Source records
::::::::::

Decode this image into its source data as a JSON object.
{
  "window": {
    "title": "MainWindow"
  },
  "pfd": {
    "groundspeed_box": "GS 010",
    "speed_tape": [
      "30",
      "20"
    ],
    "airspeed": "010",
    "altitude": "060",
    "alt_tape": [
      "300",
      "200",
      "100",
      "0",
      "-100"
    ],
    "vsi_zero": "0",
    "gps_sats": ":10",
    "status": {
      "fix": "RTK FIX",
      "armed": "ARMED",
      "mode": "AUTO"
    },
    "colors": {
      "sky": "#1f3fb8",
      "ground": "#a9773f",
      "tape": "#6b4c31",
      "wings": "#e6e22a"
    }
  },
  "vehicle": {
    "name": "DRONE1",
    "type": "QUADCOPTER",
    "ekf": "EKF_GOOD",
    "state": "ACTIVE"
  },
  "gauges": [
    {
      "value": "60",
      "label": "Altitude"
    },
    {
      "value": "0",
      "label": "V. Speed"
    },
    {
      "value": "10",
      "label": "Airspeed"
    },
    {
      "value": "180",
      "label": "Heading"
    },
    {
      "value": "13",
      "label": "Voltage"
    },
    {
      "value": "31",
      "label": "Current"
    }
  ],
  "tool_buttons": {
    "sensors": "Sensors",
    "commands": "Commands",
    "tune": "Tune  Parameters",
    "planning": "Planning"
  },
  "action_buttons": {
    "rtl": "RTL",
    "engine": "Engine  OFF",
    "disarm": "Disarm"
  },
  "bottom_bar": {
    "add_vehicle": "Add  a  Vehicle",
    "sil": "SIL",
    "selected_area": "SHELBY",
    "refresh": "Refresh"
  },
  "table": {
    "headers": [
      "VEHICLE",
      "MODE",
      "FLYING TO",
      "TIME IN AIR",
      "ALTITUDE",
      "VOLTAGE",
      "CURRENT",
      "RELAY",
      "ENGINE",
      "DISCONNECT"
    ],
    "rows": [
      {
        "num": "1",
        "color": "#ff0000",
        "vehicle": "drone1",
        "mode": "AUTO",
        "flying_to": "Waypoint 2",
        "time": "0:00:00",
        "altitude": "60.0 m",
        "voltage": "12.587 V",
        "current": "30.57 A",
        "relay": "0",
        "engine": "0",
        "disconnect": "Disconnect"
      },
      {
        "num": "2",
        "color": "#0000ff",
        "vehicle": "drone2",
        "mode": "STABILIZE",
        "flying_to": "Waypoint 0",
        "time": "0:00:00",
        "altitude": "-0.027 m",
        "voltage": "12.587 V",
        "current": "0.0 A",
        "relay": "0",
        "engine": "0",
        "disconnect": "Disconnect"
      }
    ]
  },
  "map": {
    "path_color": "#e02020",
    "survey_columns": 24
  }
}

::::::::::

Go through the records and print each one exactly.

Written response |
Decode this image into its source data as a JSON object.
{
  "window": {
    "title": "MainWindow"
  },
  "pfd": {
    "groundspeed_box": "GS 010",
    "speed_tape": [
      "30",
      "20"
    ],
    "airspeed": "010",
    "altitude": "060",
    "alt_tape": [
      "300",
      "200",
      "100",
      "0",
      "-100"
    ],
    "vsi_zero": "0",
    "gps_sats": ":10",
    "status": {
      "fix": "RTK FIX",
      "armed": "ARMED",
      "mode": "AUTO"
    },
    "colors": {
      "sky": "#1f3fb8",
      "ground": "#a9773f",
      "tape": "#6b4c31",
      "wings": "#e6e22a"
    }
  },
  "vehicle": {
    "name": "DRONE1",
    "type": "QUADCOPTER",
    "ekf": "EKF_GOOD",
    "state": "ACTIVE"
  },
  "gauges": [
    {
      "value": "60",
      "label": "Altitude"
    },
    {
      "value": "0",
      "label": "V. Speed"
    },
    {
      "value": "10",
      "label": "Airspeed"
    },
    {
      "value": "180",
      "label": "Heading"
    },
    {
      "value": "13",
      "label": "Voltage"
    },
    {
      "value": "31",
      "label": "Current"
    }
  ],
  "tool_buttons": {
    "sensors": "Sensors",
    "commands": "Commands",
    "tune": "Tune  Parameters",
    "planning": "Planning"
  },
  "action_buttons": {
    "rtl": "RTL",
    "engine": "Engine  OFF",
    "disarm": "Disarm"
  },
  "bottom_bar": {
    "add_vehicle": "Add  a  Vehicle",
    "sil": "SIL",
    "selected_area": "SHELBY",
    "refresh": "Refresh"
  },
  "table": {
    "headers": [
      "VEHICLE",
      "MODE",
      "FLYING TO",
      "TIME IN AIR",
      "ALTITUDE",
      "VOLTAGE",
      "CURRENT",
      "RELAY",
      "ENGINE",
      "DISCONNECT"
    ],
    "rows": [
      {
        "num": "1",
        "color": "#ff0000",
        "vehicle": "drone1",
        "mode": "AUTO",
        "flying_to": "Waypoint 2",
        "time": "0:00:00",
        "altitude": "60.0 m",
        "voltage": "12.587 V",
        "current": "30.57 A",
        "relay": "0",
        "engine": "0",
        "disconnect": "Disconnect"
      },
      {
        "num": "2",
        "color": "#0000ff",
        "vehicle": "drone2",
        "mode": "STABILIZE",
        "flying_to": "Waypoint 0",
        "time": "0:00:00",
        "altitude": "-0.027 m",
        "voltage": "12.587 V",
        "current": "0.0 A",
        "relay": "0",
        "engine": "0",
        "disconnect": "Disconnect"
      }
    ]
  },
  "map": {
    "path_color": "#e02020",
    "survey_columns": 24
  }
}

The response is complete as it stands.